*What to do*
The entries below should be output exactly as written.

==== Material

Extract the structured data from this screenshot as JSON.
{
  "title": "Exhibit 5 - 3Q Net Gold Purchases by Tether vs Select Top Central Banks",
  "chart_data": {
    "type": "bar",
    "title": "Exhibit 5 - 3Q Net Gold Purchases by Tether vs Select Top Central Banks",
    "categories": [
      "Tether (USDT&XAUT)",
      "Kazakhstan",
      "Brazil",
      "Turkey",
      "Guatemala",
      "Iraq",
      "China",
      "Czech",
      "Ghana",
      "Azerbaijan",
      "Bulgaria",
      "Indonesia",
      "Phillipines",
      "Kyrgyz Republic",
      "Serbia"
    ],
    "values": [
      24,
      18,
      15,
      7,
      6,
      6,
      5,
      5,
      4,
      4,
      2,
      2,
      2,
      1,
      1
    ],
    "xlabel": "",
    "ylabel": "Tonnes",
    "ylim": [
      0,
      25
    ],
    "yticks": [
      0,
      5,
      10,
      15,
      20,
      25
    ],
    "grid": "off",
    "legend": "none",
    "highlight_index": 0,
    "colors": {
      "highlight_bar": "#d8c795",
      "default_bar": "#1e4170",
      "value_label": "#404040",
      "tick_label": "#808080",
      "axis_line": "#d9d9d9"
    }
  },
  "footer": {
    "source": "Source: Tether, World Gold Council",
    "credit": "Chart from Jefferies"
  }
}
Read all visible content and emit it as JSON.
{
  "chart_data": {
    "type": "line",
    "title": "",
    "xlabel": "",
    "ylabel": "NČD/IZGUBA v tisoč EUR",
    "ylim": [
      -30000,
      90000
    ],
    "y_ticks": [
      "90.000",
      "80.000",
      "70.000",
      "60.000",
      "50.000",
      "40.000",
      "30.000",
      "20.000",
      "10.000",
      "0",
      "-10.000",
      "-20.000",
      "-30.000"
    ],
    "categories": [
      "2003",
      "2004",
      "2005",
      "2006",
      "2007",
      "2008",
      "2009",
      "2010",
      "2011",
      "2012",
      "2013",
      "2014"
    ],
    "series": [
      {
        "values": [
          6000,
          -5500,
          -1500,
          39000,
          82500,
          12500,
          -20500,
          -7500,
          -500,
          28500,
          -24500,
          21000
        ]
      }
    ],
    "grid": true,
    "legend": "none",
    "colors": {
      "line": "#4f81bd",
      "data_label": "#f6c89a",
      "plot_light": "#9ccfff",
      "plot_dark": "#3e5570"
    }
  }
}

========

*Result of this task*
Extract the structured data from this screenshot as JSON.
{
  "title": "Exhibit 5 - 3Q Net Gold Purchases by Tether vs Select Top Central Banks",
  "chart_data": {
    "type": "bar",
    "title": "Exhibit 5 - 3Q Net Gold Purchases by Tether vs Select Top Central Banks",
    "categories": [
      "Tether (USDT&XAUT)",
      "Kazakhstan",
      "Brazil",
      "Turkey",
      "Guatemala",
      "Iraq",
      "China",
      "Czech",
      "Ghana",
      "Azerbaijan",
      "Bulgaria",
      "Indonesia",
      "Phillipines",
      "Kyrgyz Republic",
      "Serbia"
    ],
    "values": [
      24,
      18,
      15,
      7,
      6,
      6,
      5,
      5,
      4,
      4,
      2,
      2,
      2,
      1,
      1
    ],
    "xlabel": "",
    "ylabel": "Tonnes",
    "ylim": [
      0,
      25
    ],
    "yticks": [
      0,
      5,
      10,
      15,
      20,
      25
    ],
    "grid": "off",
    "legend": "none",
    "highlight_index": 0,
    "colors": {
      "highlight_bar": "#d8c795",
      "default_bar": "#1e4170",
      "value_label": "#404040",
      "tick_label": "#808080",
      "axis_line": "#d9d9d9"
    }
  },
  "footer": {
    "source": "Source: Tether, World Gold Council",
    "credit": "Chart from Jefferies"
  }
}
Read all visible content and emit it as JSON.
{
  "chart_data": {
    "type": "line",
    "title": "",
    "xlabel": "",
    "ylabel": "NČD/IZGUBA v tisoč EUR",
    "ylim": [
      -30000,
      90000
    ],
    "y_ticks": [
      "90.000",
      "80.000",
      "70.000",
      "60.000",
      "50.000",
      "40.000",
      "30.000",
      "20.000",
      "10.000",
      "0",
      "-10.000",
      "-20.000",
      "-30.000"
    ],
    "categories": [
      "2003",
      "2004",
      "2005",
      "2006",
      "2007",
      "2008",
      "2009",
      "2010",
      "2011",
      "2012",
      "2013",
      "2014"
    ],
    "series": [
      {
        "values": [
          6000,
          -5500,
          -1500,
          39000,
          82500,
          12500,
          -20500,
          -7500,
          -500,
          28500,
          -24500,
          21000
        ]
      }
    ],
    "grid": true,
    "legend": "none",
    "colors": {
      "line": "#4f81bd",
      "data_label": "#f6c89a",
      "plot_light": "#9ccfff",
      "plot_dark": "#3e5570"
    }
  }
}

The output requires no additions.